▶ _Dataset content_:

--- Begin ---

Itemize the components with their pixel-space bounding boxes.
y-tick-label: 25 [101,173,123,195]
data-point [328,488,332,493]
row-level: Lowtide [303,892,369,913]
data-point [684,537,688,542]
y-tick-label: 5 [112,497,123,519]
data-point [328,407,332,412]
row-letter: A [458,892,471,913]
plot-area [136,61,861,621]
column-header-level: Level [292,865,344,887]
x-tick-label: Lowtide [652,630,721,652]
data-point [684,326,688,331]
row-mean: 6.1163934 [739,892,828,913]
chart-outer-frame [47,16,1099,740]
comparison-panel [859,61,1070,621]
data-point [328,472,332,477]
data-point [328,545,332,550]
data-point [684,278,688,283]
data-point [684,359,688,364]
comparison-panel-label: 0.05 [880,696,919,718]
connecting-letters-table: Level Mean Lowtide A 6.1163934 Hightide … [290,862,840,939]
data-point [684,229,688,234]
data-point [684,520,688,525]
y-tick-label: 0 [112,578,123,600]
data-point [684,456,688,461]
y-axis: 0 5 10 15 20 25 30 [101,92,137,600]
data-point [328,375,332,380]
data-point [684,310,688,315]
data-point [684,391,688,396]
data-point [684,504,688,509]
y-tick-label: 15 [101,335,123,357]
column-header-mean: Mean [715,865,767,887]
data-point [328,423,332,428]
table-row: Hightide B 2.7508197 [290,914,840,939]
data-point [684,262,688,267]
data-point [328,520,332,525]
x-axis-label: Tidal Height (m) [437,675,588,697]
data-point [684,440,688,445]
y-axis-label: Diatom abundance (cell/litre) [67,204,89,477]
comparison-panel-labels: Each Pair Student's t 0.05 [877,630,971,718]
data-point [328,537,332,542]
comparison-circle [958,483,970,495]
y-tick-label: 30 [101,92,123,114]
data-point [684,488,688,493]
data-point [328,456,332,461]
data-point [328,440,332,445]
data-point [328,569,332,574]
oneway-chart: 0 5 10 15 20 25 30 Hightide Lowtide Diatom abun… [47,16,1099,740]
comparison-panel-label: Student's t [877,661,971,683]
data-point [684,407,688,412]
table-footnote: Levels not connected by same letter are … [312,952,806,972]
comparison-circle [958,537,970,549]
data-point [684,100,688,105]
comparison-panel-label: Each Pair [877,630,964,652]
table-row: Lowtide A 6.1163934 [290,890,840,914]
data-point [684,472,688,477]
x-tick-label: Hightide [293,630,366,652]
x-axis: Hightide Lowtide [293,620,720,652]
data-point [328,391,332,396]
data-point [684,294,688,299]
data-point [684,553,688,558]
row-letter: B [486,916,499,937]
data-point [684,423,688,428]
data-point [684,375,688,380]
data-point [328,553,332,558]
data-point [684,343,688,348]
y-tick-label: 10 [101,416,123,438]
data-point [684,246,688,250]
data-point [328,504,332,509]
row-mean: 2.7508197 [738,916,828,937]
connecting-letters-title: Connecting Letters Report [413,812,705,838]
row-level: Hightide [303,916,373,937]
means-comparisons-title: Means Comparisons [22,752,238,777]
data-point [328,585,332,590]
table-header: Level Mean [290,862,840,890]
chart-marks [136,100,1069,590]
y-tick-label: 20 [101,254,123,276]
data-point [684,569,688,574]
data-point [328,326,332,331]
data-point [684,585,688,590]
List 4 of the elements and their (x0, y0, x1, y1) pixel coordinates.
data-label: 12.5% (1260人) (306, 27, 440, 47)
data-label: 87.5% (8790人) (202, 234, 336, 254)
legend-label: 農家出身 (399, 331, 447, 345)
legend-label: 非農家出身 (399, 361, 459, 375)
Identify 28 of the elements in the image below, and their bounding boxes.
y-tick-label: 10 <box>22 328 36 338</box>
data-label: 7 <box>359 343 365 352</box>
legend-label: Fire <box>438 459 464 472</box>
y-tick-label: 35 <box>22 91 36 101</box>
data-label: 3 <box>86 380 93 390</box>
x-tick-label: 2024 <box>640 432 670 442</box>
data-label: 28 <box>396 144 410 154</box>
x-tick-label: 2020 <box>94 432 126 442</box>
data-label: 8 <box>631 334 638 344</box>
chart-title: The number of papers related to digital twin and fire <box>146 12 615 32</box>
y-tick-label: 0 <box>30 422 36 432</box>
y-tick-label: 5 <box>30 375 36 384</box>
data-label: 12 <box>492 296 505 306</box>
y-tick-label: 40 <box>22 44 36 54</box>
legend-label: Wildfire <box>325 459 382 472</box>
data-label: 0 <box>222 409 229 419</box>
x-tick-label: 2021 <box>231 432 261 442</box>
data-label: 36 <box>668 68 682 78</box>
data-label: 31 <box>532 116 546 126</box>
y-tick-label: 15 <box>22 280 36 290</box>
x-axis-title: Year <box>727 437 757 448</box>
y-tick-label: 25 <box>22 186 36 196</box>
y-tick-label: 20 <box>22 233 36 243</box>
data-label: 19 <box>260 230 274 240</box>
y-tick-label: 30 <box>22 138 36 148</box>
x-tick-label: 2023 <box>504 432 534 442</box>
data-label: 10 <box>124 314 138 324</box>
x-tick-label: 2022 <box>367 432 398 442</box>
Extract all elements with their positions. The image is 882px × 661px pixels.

--- End ---
--- Begin ---

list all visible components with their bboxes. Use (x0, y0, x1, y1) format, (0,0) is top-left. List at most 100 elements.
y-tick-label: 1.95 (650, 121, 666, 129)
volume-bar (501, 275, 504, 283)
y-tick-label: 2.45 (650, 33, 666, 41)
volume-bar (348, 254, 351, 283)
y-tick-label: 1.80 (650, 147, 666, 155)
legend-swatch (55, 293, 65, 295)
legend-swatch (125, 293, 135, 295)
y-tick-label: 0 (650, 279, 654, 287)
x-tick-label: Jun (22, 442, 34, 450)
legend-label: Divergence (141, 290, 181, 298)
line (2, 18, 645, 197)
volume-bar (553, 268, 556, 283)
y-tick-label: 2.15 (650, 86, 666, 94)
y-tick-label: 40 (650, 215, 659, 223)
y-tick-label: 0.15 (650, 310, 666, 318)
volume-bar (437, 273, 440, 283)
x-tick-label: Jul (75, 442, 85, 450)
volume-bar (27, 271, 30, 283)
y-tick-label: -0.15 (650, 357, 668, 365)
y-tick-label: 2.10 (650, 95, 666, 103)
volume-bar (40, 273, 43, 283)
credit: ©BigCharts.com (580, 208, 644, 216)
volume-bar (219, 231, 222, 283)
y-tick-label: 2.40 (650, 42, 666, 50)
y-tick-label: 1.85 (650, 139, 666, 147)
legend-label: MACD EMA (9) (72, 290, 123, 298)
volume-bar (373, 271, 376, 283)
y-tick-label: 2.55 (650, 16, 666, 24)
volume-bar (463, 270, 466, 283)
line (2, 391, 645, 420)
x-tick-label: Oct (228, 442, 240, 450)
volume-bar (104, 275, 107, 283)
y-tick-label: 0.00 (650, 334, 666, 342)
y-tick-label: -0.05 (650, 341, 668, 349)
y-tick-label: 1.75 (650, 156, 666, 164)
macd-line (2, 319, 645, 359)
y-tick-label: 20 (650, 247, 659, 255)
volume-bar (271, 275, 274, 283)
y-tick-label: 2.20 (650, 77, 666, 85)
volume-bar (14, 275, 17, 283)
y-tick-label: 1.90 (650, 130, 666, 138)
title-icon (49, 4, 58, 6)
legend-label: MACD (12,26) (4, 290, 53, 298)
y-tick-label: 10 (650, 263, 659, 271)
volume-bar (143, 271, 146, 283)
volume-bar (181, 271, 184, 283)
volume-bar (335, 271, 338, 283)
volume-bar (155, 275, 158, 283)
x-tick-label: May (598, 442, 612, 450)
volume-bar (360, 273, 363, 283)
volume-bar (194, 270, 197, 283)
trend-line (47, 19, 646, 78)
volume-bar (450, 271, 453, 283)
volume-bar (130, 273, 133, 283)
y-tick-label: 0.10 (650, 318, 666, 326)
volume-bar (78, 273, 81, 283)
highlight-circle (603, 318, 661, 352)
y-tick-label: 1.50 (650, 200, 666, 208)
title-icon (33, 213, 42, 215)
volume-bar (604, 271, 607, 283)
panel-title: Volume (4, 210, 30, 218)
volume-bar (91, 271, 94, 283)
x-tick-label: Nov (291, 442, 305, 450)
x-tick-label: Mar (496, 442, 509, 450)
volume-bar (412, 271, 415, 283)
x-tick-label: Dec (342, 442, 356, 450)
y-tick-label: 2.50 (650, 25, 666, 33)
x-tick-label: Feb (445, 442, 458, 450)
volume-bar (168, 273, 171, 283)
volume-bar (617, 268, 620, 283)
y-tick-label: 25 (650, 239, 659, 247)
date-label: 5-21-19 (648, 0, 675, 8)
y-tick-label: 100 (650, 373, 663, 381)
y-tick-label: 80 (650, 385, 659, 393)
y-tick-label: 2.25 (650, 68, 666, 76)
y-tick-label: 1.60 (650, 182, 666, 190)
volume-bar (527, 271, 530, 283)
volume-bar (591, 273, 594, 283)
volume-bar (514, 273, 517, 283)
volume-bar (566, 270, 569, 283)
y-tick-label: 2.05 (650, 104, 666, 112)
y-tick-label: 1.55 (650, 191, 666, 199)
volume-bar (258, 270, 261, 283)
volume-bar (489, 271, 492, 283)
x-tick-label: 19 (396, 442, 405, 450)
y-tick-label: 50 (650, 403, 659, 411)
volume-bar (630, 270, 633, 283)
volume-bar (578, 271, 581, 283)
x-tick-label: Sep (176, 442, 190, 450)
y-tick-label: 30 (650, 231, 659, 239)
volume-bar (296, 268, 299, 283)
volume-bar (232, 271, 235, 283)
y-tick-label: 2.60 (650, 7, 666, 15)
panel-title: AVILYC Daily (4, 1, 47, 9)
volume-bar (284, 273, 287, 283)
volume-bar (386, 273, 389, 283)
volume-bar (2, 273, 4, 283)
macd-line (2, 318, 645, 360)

--- End ---

▶ _What the task requires_: Give the lines from the one containing "Itemize the components" through the one containing "chart-outer-frame [47,16,1099,740]", inclusive, as a JSON list of strings, one per line, leaving out blank lines.

▶ _Result of the exercise_:
[
  "Itemize the components with their pixel-space bounding boxes.",
  "y-tick-label: 25 [101,173,123,195]",
  "data-point [328,488,332,493]",
  "row-level: Lowtide [303,892,369,913]",
  "data-point [684,537,688,542]",
  "y-tick-label: 5 [112,497,123,519]",
  "data-point [328,407,332,412]",
  "row-letter: A [458,892,471,913]",
  "plot-area [136,61,861,621]",
  "column-header-level: Level [292,865,344,887]",
  "x-tick-label: Lowtide [652,630,721,652]",
  "data-point [684,326,688,331]",
  "row-mean: 6.1163934 [739,892,828,913]",
  "chart-outer-frame [47,16,1099,740]"
]